═══ MATERIAL FOR THIS TASK ═══

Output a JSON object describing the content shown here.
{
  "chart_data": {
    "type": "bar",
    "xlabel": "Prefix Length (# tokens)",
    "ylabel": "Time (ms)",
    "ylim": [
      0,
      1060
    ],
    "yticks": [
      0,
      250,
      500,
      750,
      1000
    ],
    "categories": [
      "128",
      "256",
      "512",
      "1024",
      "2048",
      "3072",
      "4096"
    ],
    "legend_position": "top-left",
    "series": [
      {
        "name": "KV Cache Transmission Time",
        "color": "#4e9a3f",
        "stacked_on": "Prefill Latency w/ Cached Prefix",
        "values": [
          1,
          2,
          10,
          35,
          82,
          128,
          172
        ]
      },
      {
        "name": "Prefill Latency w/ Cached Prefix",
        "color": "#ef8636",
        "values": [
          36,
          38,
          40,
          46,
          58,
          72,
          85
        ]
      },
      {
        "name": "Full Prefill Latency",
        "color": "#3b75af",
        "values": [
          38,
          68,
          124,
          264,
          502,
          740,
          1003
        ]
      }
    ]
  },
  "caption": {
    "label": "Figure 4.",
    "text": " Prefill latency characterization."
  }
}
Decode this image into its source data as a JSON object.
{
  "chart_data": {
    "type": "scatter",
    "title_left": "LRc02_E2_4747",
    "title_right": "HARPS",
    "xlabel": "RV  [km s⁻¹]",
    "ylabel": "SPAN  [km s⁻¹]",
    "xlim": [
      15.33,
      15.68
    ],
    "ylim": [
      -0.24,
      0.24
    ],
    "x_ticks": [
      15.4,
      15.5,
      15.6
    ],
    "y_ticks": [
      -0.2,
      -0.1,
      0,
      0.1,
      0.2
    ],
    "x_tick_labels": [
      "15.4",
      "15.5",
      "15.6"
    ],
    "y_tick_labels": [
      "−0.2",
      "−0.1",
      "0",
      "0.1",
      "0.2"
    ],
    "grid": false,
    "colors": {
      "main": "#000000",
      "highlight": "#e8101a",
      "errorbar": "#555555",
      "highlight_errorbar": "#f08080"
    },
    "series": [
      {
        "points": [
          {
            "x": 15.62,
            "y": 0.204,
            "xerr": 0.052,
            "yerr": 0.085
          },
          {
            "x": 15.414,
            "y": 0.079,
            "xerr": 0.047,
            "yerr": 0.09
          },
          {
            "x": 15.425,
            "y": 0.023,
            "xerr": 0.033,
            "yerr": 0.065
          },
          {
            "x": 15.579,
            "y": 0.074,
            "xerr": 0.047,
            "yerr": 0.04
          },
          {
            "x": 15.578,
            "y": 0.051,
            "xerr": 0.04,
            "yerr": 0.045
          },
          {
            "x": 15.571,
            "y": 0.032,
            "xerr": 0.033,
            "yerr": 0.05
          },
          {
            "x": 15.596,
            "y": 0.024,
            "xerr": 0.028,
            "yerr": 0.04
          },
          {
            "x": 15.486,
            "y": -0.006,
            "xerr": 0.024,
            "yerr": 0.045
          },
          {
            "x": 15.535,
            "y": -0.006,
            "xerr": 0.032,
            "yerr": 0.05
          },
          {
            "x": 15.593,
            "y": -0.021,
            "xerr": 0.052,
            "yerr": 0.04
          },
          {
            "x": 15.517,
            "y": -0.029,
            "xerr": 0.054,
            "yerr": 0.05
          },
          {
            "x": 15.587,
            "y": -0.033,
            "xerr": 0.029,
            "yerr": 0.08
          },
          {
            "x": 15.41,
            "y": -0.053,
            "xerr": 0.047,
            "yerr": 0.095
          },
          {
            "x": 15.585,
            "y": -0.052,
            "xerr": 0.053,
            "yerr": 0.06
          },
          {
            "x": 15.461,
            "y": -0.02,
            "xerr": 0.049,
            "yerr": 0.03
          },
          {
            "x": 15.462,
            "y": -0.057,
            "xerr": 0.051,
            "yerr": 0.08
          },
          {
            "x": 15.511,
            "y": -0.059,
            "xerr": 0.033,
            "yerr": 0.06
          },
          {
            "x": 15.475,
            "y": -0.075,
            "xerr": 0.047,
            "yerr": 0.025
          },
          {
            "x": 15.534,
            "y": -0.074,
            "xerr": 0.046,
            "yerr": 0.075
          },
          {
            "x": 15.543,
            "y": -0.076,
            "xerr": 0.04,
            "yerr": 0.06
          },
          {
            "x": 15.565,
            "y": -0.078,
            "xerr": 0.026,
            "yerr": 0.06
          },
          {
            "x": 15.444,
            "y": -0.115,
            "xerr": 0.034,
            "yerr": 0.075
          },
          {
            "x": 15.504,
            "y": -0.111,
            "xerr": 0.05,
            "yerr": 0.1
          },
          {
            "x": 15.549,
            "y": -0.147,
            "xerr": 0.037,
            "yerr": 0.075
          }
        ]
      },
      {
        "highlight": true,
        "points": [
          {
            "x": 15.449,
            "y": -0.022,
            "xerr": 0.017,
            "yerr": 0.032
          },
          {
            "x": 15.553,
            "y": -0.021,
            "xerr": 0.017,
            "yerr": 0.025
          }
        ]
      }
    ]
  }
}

═══

> **GIVEN PROBLEM**
Of the lines above, how many include the word "Prefix"? Reply with the number only.

> **COMPLETE ANSWER**
3